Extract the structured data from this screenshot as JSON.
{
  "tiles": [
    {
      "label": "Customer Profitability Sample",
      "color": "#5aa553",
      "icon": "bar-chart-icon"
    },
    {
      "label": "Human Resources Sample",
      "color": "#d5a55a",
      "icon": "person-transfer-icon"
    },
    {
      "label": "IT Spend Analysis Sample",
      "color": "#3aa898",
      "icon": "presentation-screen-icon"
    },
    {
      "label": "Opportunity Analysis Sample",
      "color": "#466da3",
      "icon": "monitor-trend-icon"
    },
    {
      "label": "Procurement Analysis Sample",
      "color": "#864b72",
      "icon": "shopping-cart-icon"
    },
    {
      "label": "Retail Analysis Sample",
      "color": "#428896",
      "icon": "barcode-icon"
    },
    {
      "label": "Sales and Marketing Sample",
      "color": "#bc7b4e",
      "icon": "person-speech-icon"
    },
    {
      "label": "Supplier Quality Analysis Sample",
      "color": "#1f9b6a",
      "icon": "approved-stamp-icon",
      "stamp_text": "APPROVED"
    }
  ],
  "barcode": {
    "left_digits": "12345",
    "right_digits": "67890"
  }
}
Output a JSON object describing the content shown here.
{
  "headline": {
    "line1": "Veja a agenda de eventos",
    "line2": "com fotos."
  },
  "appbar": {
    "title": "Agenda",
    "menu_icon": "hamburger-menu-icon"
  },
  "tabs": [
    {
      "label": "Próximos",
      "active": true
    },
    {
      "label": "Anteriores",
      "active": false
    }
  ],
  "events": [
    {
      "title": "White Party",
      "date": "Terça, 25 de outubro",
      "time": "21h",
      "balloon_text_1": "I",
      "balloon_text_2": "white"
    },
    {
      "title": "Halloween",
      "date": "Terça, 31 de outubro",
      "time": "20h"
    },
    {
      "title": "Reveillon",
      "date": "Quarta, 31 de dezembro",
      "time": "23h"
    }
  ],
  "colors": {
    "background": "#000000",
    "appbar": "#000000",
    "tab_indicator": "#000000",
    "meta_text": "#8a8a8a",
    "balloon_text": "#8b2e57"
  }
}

──────────────────────────────

- Stated goal: Write out every entry again exactly, please, with nothing missing.

- Expected answer:
Extract the structured data from this screenshot as JSON.
{
  "tiles": [
    {
      "label": "Customer Profitability Sample",
      "color": "#5aa553",
      "icon": "bar-chart-icon"
    },
    {
      "label": "Human Resources Sample",
      "color": "#d5a55a",
      "icon": "person-transfer-icon"
    },
    {
      "label": "IT Spend Analysis Sample",
      "color": "#3aa898",
      "icon": "presentation-screen-icon"
    },
    {
      "label": "Opportunity Analysis Sample",
      "color": "#466da3",
      "icon": "monitor-trend-icon"
    },
    {
      "label": "Procurement Analysis Sample",
      "color": "#864b72",
      "icon": "shopping-cart-icon"
    },
    {
      "label": "Retail Analysis Sample",
      "color": "#428896",
      "icon": "barcode-icon"
    },
    {
      "label": "Sales and Marketing Sample",
      "color": "#bc7b4e",
      "icon": "person-speech-icon"
    },
    {
      "label": "Supplier Quality Analysis Sample",
      "color": "#1f9b6a",
      "icon": "approved-stamp-icon",
      "stamp_text": "APPROVED"
    }
  ],
  "barcode": {
    "left_digits": "12345",
    "right_digits": "67890"
  }
}
Output a JSON object describing the content shown here.
{
  "headline": {
    "line1": "Veja a agenda de eventos",
    "line2": "com fotos."
  },
  "appbar": {
    "title": "Agenda",
    "menu_icon": "hamburger-menu-icon"
  },
  "tabs": [
    {
      "label": "Próximos",
      "active": true
    },
    {
      "label": "Anteriores",
      "active": false
    }
  ],
  "events": [
    {
      "title": "White Party",
      "date": "Terça, 25 de outubro",
      "time": "21h",
      "balloon_text_1": "I",
      "balloon_text_2": "white"
    },
    {
      "title": "Halloween",
      "date": "Terça, 31 de outubro",
      "time": "20h"
    },
    {
      "title": "Reveillon",
      "date": "Quarta, 31 de dezembro",
      "time": "23h"
    }
  ],
  "colors": {
    "background": "#000000",
    "appbar": "#000000",
    "tab_indicator": "#000000",
    "meta_text": "#8a8a8a",
    "balloon_text": "#8b2e57"
  }
}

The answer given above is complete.